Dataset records
════

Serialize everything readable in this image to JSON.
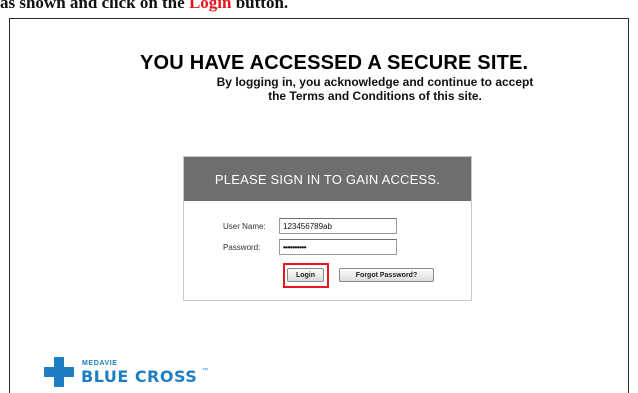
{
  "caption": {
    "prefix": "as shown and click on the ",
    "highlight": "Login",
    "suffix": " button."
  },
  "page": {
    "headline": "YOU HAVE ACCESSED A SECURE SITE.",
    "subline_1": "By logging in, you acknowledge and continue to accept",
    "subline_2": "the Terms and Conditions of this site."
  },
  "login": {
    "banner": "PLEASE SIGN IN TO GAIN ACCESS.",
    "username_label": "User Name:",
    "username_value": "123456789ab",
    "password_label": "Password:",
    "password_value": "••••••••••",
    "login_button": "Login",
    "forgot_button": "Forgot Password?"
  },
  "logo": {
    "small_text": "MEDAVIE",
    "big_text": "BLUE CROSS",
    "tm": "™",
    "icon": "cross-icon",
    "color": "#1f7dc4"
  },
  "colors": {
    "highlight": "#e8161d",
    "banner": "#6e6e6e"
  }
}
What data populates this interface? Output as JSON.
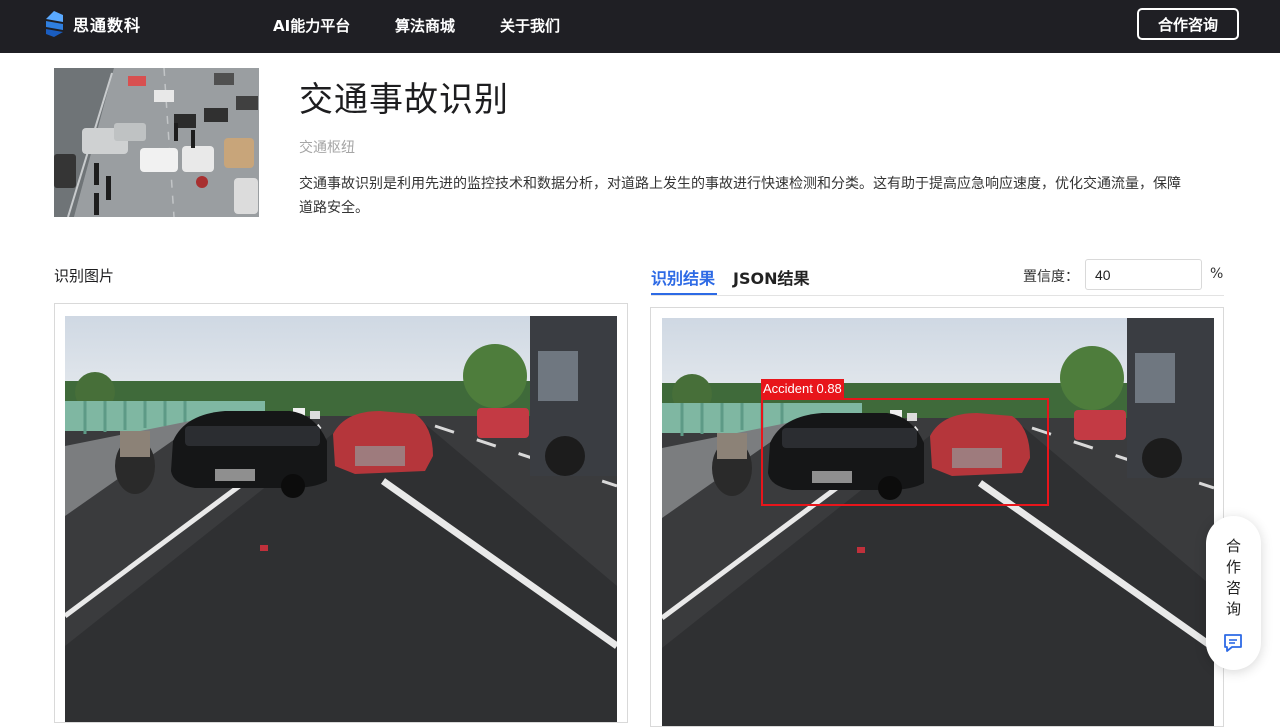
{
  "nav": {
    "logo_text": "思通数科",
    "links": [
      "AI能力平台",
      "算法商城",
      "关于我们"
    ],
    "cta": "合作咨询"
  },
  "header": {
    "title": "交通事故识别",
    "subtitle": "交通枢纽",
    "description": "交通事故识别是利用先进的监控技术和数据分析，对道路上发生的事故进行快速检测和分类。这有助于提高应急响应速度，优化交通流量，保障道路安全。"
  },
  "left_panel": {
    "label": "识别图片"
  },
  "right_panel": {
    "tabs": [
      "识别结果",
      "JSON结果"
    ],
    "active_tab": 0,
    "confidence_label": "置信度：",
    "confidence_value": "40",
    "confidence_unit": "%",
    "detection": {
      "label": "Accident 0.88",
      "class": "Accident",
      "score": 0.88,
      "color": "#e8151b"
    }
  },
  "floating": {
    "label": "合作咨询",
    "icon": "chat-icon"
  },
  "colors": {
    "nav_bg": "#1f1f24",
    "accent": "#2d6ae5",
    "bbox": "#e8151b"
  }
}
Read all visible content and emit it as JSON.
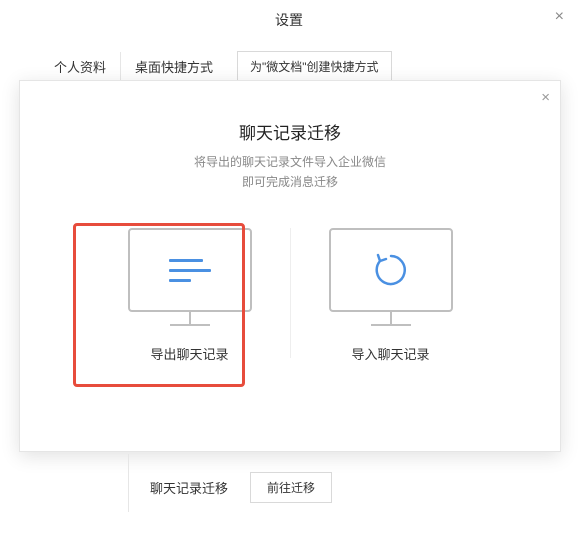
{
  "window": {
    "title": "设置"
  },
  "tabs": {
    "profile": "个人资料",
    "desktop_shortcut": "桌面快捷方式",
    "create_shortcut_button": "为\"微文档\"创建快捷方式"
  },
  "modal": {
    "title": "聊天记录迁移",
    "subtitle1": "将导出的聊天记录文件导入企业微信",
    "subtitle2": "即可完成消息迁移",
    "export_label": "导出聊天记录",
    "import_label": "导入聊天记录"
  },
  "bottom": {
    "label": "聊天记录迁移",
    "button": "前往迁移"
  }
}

════

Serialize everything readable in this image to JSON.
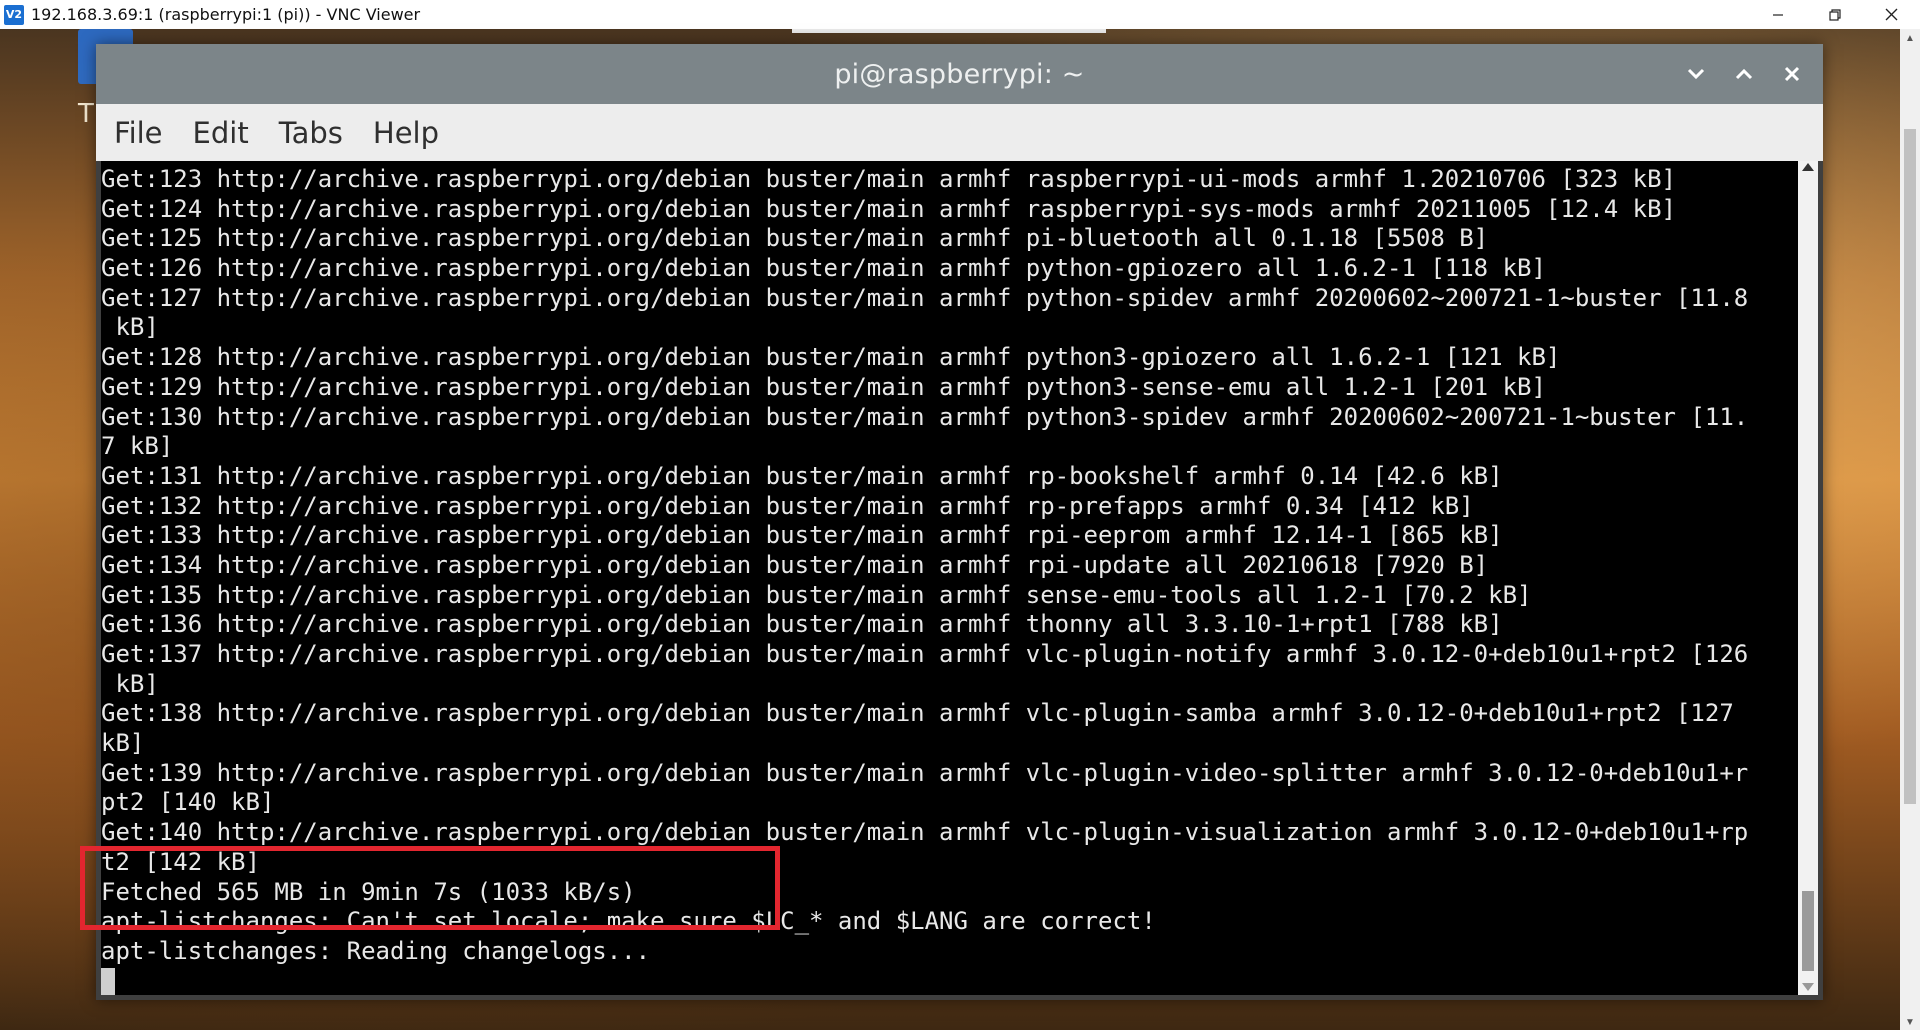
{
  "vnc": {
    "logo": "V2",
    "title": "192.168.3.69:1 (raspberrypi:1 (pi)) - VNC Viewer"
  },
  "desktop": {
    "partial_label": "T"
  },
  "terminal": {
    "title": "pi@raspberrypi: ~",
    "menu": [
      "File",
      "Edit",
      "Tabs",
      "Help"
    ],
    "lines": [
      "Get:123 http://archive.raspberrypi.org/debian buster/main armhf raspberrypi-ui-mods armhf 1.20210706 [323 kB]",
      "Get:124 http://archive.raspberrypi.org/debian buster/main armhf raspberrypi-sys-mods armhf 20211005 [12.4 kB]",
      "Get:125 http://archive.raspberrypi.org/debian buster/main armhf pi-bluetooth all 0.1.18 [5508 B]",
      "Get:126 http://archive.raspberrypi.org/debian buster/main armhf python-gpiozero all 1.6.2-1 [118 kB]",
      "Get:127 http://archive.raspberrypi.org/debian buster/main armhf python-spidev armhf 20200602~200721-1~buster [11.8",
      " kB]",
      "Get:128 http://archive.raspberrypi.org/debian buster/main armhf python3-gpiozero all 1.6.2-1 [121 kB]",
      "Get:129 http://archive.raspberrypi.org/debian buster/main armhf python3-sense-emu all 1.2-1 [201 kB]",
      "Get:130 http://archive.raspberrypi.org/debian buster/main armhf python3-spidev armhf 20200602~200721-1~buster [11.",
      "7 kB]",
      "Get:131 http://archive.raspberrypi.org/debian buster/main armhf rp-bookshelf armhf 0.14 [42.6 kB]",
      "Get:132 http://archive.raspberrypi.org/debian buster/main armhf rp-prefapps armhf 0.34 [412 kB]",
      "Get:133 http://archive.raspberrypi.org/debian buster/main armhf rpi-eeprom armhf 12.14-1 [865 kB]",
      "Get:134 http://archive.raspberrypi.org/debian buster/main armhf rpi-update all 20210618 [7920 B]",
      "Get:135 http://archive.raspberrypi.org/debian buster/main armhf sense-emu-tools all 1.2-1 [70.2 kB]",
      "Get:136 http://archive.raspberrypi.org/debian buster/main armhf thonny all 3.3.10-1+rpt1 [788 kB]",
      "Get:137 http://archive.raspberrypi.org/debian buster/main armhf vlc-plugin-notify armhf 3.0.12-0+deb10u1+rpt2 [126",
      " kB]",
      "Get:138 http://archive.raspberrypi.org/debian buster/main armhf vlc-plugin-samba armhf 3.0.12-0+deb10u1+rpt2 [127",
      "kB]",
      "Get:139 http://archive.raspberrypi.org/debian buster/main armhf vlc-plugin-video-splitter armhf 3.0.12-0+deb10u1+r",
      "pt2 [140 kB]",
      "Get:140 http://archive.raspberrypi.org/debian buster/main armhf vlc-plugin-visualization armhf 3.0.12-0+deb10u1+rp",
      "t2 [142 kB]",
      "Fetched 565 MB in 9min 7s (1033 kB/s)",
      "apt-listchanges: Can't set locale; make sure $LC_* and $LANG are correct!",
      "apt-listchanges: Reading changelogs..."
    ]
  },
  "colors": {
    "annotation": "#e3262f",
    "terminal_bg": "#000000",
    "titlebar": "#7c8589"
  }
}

════

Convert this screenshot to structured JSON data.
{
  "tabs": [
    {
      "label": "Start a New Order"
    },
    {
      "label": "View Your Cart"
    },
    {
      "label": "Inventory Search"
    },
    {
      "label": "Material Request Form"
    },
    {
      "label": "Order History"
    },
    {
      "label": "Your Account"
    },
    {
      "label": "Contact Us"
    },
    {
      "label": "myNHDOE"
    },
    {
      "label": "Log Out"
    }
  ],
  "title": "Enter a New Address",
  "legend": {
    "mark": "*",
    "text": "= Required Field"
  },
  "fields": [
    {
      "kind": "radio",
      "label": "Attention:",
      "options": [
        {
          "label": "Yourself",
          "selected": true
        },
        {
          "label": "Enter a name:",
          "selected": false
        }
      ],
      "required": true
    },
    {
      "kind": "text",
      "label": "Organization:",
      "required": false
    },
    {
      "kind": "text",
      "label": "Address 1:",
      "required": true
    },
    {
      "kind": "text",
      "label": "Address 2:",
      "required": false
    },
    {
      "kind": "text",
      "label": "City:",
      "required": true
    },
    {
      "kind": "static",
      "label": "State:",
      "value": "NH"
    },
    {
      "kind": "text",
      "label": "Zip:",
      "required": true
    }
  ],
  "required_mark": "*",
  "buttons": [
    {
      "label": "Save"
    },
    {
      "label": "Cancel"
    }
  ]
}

════

For each line above that contains the word "listchanges", copy that line.

      "apt-listchanges: Can't set locale; make sure $LC_* and $LANG are correct!",
      "apt-listchanges: Reading changelogs..."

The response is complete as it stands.